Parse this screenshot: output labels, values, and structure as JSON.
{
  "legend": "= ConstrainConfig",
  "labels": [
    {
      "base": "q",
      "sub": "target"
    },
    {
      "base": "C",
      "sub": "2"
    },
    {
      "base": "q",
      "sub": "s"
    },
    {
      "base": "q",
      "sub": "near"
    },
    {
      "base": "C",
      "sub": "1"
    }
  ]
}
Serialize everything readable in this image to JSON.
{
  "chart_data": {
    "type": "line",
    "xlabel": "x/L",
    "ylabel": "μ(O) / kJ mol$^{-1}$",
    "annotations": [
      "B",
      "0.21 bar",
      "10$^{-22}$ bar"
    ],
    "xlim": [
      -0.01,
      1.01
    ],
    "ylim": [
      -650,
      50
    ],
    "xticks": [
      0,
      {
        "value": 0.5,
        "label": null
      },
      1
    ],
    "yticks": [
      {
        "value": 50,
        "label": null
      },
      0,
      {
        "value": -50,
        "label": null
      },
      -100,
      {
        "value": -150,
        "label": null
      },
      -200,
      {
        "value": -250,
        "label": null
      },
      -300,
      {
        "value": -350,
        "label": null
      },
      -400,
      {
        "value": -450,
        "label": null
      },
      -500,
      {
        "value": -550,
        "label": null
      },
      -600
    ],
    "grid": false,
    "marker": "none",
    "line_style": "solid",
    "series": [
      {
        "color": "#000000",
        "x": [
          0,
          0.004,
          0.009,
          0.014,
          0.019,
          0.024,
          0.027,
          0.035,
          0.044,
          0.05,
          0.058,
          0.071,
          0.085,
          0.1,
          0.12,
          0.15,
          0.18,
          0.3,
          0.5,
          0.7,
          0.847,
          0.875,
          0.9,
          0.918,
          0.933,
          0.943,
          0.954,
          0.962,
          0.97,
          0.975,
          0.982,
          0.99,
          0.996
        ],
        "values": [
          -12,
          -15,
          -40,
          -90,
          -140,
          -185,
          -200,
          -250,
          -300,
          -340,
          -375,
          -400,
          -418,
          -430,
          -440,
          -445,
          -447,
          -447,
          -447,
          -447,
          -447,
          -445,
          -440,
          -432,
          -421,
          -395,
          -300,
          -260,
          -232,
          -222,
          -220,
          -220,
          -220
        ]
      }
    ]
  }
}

· · · · · · ·

◆ Problem requirements: Collect from the data above every line that includes "values".

◆ Output:
Parse this screenshot: output labels, values, and structure as JSON.
        "values": [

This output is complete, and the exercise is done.